> [Aim of the task] Transcribe each line of the records below exactly, excluding any embedded images.

> [Data listing]
-------------------------

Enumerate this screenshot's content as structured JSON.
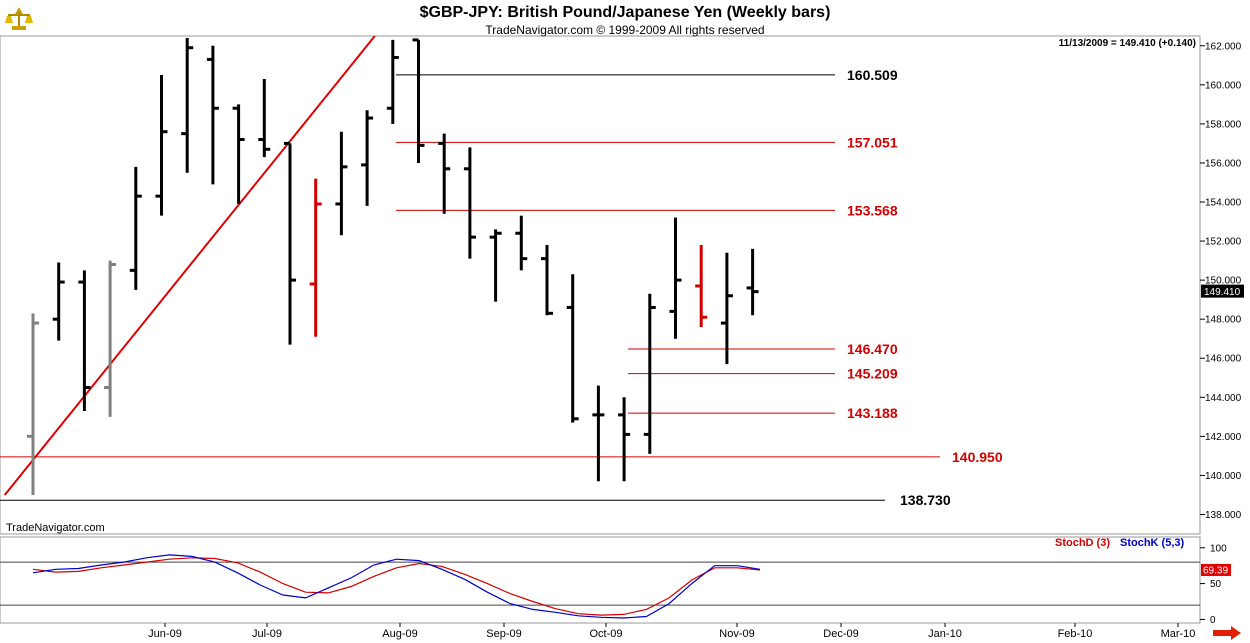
{
  "header": {
    "title": "$GBP-JPY:  British Pound/Japanese Yen  (Weekly bars)",
    "copyright": "TradeNavigator.com © 1999-2009 All rights reserved",
    "quote": "11/13/2009 = 149.410 (+0.140)",
    "brand": "TradeNavigator.com"
  },
  "colors": {
    "up": "#000000",
    "down": "#d00000",
    "gray": "#808080",
    "stoch_d": "#d00000",
    "stoch_k": "#0000c8",
    "level_red": "#d00000"
  },
  "icons": {
    "logo": "scale-icon",
    "next": "arrow-right-icon"
  },
  "chart_data": [
    {
      "type": "ohlc",
      "title": "$GBP-JPY:  British Pound/Japanese Yen  (Weekly bars)",
      "ylim": [
        137.0,
        162.5
      ],
      "y_ticks": [
        "138.000",
        "140.000",
        "142.000",
        "144.000",
        "146.000",
        "148.000",
        "150.000",
        "152.000",
        "154.000",
        "156.000",
        "158.000",
        "160.000",
        "162.000"
      ],
      "last_price_label": "149.410",
      "x_labels": [
        "Jun-09",
        "Jul-09",
        "Aug-09",
        "Sep-09",
        "Oct-09",
        "Nov-09",
        "Dec-09",
        "Jan-10",
        "Feb-10",
        "Mar-10"
      ],
      "bars": [
        {
          "o": 142.0,
          "h": 148.3,
          "l": 139.0,
          "c": 147.8,
          "color": "gray"
        },
        {
          "o": 148.0,
          "h": 150.9,
          "l": 146.9,
          "c": 149.9,
          "color": "black"
        },
        {
          "o": 149.9,
          "h": 150.5,
          "l": 143.3,
          "c": 144.5,
          "color": "black"
        },
        {
          "o": 144.5,
          "h": 151.0,
          "l": 143.0,
          "c": 150.8,
          "color": "gray"
        },
        {
          "o": 150.5,
          "h": 155.8,
          "l": 149.5,
          "c": 154.3,
          "color": "black"
        },
        {
          "o": 154.3,
          "h": 160.5,
          "l": 153.3,
          "c": 157.6,
          "color": "black"
        },
        {
          "o": 157.5,
          "h": 162.4,
          "l": 155.5,
          "c": 161.9,
          "color": "black"
        },
        {
          "o": 161.3,
          "h": 162.0,
          "l": 154.9,
          "c": 158.8,
          "color": "black"
        },
        {
          "o": 158.8,
          "h": 159.0,
          "l": 153.9,
          "c": 157.2,
          "color": "black"
        },
        {
          "o": 157.2,
          "h": 160.3,
          "l": 156.3,
          "c": 156.7,
          "color": "black"
        },
        {
          "o": 157.0,
          "h": 157.0,
          "l": 146.7,
          "c": 150.0,
          "color": "black"
        },
        {
          "o": 149.8,
          "h": 155.2,
          "l": 147.1,
          "c": 153.9,
          "color": "red"
        },
        {
          "o": 153.9,
          "h": 157.6,
          "l": 152.3,
          "c": 155.8,
          "color": "black"
        },
        {
          "o": 155.9,
          "h": 158.7,
          "l": 153.8,
          "c": 158.3,
          "color": "black"
        },
        {
          "o": 158.8,
          "h": 162.3,
          "l": 158.0,
          "c": 161.4,
          "color": "black"
        },
        {
          "o": 162.3,
          "h": 162.3,
          "l": 156.0,
          "c": 156.9,
          "color": "black"
        },
        {
          "o": 157.0,
          "h": 157.5,
          "l": 153.4,
          "c": 155.7,
          "color": "black"
        },
        {
          "o": 155.7,
          "h": 156.8,
          "l": 151.1,
          "c": 152.2,
          "color": "black"
        },
        {
          "o": 152.2,
          "h": 152.6,
          "l": 148.9,
          "c": 152.4,
          "color": "black"
        },
        {
          "o": 152.4,
          "h": 153.3,
          "l": 150.5,
          "c": 151.1,
          "color": "black"
        },
        {
          "o": 151.1,
          "h": 151.8,
          "l": 148.2,
          "c": 148.3,
          "color": "black"
        },
        {
          "o": 148.6,
          "h": 150.3,
          "l": 142.7,
          "c": 142.9,
          "color": "black"
        },
        {
          "o": 143.1,
          "h": 144.6,
          "l": 139.7,
          "c": 143.1,
          "color": "black"
        },
        {
          "o": 143.1,
          "h": 144.0,
          "l": 139.7,
          "c": 142.1,
          "color": "black"
        },
        {
          "o": 142.1,
          "h": 149.3,
          "l": 141.1,
          "c": 148.6,
          "color": "black"
        },
        {
          "o": 148.4,
          "h": 153.2,
          "l": 147.0,
          "c": 150.0,
          "color": "black"
        },
        {
          "o": 149.7,
          "h": 151.8,
          "l": 147.6,
          "c": 148.1,
          "color": "red"
        },
        {
          "o": 147.8,
          "h": 151.4,
          "l": 145.7,
          "c": 149.2,
          "color": "black"
        },
        {
          "o": 149.6,
          "h": 151.6,
          "l": 148.2,
          "c": 149.41,
          "color": "black"
        }
      ],
      "levels": [
        {
          "value": 160.509,
          "label": "160.509",
          "color": "black"
        },
        {
          "value": 157.051,
          "label": "157.051",
          "color": "red"
        },
        {
          "value": 153.568,
          "label": "153.568",
          "color": "red"
        },
        {
          "value": 146.47,
          "label": "146.470",
          "color": "red"
        },
        {
          "value": 145.209,
          "label": "145.209",
          "color": "red"
        },
        {
          "value": 143.188,
          "label": "143.188",
          "color": "red"
        },
        {
          "value": 140.95,
          "label": "140.950",
          "color": "red"
        },
        {
          "value": 138.73,
          "label": "138.730",
          "color": "black"
        }
      ],
      "trendline": {
        "from": {
          "bar": -1.1,
          "price": 139.0
        },
        "to": {
          "bar": 13.3,
          "price": 162.5
        }
      }
    },
    {
      "type": "line",
      "ylim": [
        -5,
        115
      ],
      "y_ticks": [
        "0",
        "50",
        "100"
      ],
      "reference_lines": [
        20,
        80
      ],
      "last_value_label": "69.39",
      "series": [
        {
          "name": "StochD (3)",
          "color": "stoch_d",
          "values": [
            70,
            66,
            67,
            72,
            76,
            80,
            84,
            86,
            85,
            79,
            66,
            50,
            38,
            37,
            46,
            60,
            72,
            78,
            74,
            63,
            50,
            36,
            25,
            15,
            8,
            6,
            7,
            14,
            30,
            55,
            72,
            72,
            69
          ]
        },
        {
          "name": "StochK (5,3)",
          "color": "stoch_k",
          "values": [
            65,
            70,
            71,
            76,
            80,
            86,
            90,
            88,
            80,
            65,
            48,
            34,
            30,
            44,
            58,
            76,
            84,
            82,
            70,
            56,
            38,
            22,
            14,
            10,
            5,
            3,
            2,
            4,
            22,
            50,
            75,
            75,
            70
          ]
        }
      ]
    }
  ]
}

-------------------------

> [Task response]
Enumerate this screenshot's content as structured JSON.
{
  "header": {
    "title": "$GBP-JPY:  British Pound/Japanese Yen  (Weekly bars)",
    "copyright": "TradeNavigator.com © 1999-2009 All rights reserved",
    "quote": "11/13/2009 = 149.410 (+0.140)",
    "brand": "TradeNavigator.com"
  },
  "colors": {
    "up": "#000000",
    "down": "#d00000",
    "gray": "#808080",
    "stoch_d": "#d00000",
    "stoch_k": "#0000c8",
    "level_red": "#d00000"
  },
  "icons": {
    "logo": "scale-icon",
    "next": "arrow-right-icon"
  },
  "chart_data": [
    {
      "type": "ohlc",
      "title": "$GBP-JPY:  British Pound/Japanese Yen  (Weekly bars)",
      "ylim": [
        137.0,
        162.5
      ],
      "y_ticks": [
        "138.000",
        "140.000",
        "142.000",
        "144.000",
        "146.000",
        "148.000",
        "150.000",
        "152.000",
        "154.000",
        "156.000",
        "158.000",
        "160.000",
        "162.000"
      ],
      "last_price_label": "149.410",
      "x_labels": [
        "Jun-09",
        "Jul-09",
        "Aug-09",
        "Sep-09",
        "Oct-09",
        "Nov-09",
        "Dec-09",
        "Jan-10",
        "Feb-10",
        "Mar-10"
      ],
      "bars": [
        {
          "o": 142.0,
          "h": 148.3,
          "l": 139.0,
          "c": 147.8,
          "color": "gray"
        },
        {
          "o": 148.0,
          "h": 150.9,
          "l": 146.9,
          "c": 149.9,
          "color": "black"
        },
        {
          "o": 149.9,
          "h": 150.5,
          "l": 143.3,
          "c": 144.5,
          "color": "black"
        },
        {
          "o": 144.5,
          "h": 151.0,
          "l": 143.0,
          "c": 150.8,
          "color": "gray"
        },
        {
          "o": 150.5,
          "h": 155.8,
          "l": 149.5,
          "c": 154.3,
          "color": "black"
        },
        {
          "o": 154.3,
          "h": 160.5,
          "l": 153.3,
          "c": 157.6,
          "color": "black"
        },
        {
          "o": 157.5,
          "h": 162.4,
          "l": 155.5,
          "c": 161.9,
          "color": "black"
        },
        {
          "o": 161.3,
          "h": 162.0,
          "l": 154.9,
          "c": 158.8,
          "color": "black"
        },
        {
          "o": 158.8,
          "h": 159.0,
          "l": 153.9,
          "c": 157.2,
          "color": "black"
        },
        {
          "o": 157.2,
          "h": 160.3,
          "l": 156.3,
          "c": 156.7,
          "color": "black"
        },
        {
          "o": 157.0,
          "h": 157.0,
          "l": 146.7,
          "c": 150.0,
          "color": "black"
        },
        {
          "o": 149.8,
          "h": 155.2,
          "l": 147.1,
          "c": 153.9,
          "color": "red"
        },
        {
          "o": 153.9,
          "h": 157.6,
          "l": 152.3,
          "c": 155.8,
          "color": "black"
        },
        {
          "o": 155.9,
          "h": 158.7,
          "l": 153.8,
          "c": 158.3,
          "color": "black"
        },
        {
          "o": 158.8,
          "h": 162.3,
          "l": 158.0,
          "c": 161.4,
          "color": "black"
        },
        {
          "o": 162.3,
          "h": 162.3,
          "l": 156.0,
          "c": 156.9,
          "color": "black"
        },
        {
          "o": 157.0,
          "h": 157.5,
          "l": 153.4,
          "c": 155.7,
          "color": "black"
        },
        {
          "o": 155.7,
          "h": 156.8,
          "l": 151.1,
          "c": 152.2,
          "color": "black"
        },
        {
          "o": 152.2,
          "h": 152.6,
          "l": 148.9,
          "c": 152.4,
          "color": "black"
        },
        {
          "o": 152.4,
          "h": 153.3,
          "l": 150.5,
          "c": 151.1,
          "color": "black"
        },
        {
          "o": 151.1,
          "h": 151.8,
          "l": 148.2,
          "c": 148.3,
          "color": "black"
        },
        {
          "o": 148.6,
          "h": 150.3,
          "l": 142.7,
          "c": 142.9,
          "color": "black"
        },
        {
          "o": 143.1,
          "h": 144.6,
          "l": 139.7,
          "c": 143.1,
          "color": "black"
        },
        {
          "o": 143.1,
          "h": 144.0,
          "l": 139.7,
          "c": 142.1,
          "color": "black"
        },
        {
          "o": 142.1,
          "h": 149.3,
          "l": 141.1,
          "c": 148.6,
          "color": "black"
        },
        {
          "o": 148.4,
          "h": 153.2,
          "l": 147.0,
          "c": 150.0,
          "color": "black"
        },
        {
          "o": 149.7,
          "h": 151.8,
          "l": 147.6,
          "c": 148.1,
          "color": "red"
        },
        {
          "o": 147.8,
          "h": 151.4,
          "l": 145.7,
          "c": 149.2,
          "color": "black"
        },
        {
          "o": 149.6,
          "h": 151.6,
          "l": 148.2,
          "c": 149.41,
          "color": "black"
        }
      ],
      "levels": [
        {
          "value": 160.509,
          "label": "160.509",
          "color": "black"
        },
        {
          "value": 157.051,
          "label": "157.051",
          "color": "red"
        },
        {
          "value": 153.568,
          "label": "153.568",
          "color": "red"
        },
        {
          "value": 146.47,
          "label": "146.470",
          "color": "red"
        },
        {
          "value": 145.209,
          "label": "145.209",
          "color": "red"
        },
        {
          "value": 143.188,
          "label": "143.188",
          "color": "red"
        },
        {
          "value": 140.95,
          "label": "140.950",
          "color": "red"
        },
        {
          "value": 138.73,
          "label": "138.730",
          "color": "black"
        }
      ],
      "trendline": {
        "from": {
          "bar": -1.1,
          "price": 139.0
        },
        "to": {
          "bar": 13.3,
          "price": 162.5
        }
      }
    },
    {
      "type": "line",
      "ylim": [
        -5,
        115
      ],
      "y_ticks": [
        "0",
        "50",
        "100"
      ],
      "reference_lines": [
        20,
        80
      ],
      "last_value_label": "69.39",
      "series": [
        {
          "name": "StochD (3)",
          "color": "stoch_d",
          "values": [
            70,
            66,
            67,
            72,
            76,
            80,
            84,
            86,
            85,
            79,
            66,
            50,
            38,
            37,
            46,
            60,
            72,
            78,
            74,
            63,
            50,
            36,
            25,
            15,
            8,
            6,
            7,
            14,
            30,
            55,
            72,
            72,
            69
          ]
        },
        {
          "name": "StochK (5,3)",
          "color": "stoch_k",
          "values": [
            65,
            70,
            71,
            76,
            80,
            86,
            90,
            88,
            80,
            65,
            48,
            34,
            30,
            44,
            58,
            76,
            84,
            82,
            70,
            56,
            38,
            22,
            14,
            10,
            5,
            3,
            2,
            4,
            22,
            50,
            75,
            75,
            70
          ]
        }
      ]
    }
  ]
}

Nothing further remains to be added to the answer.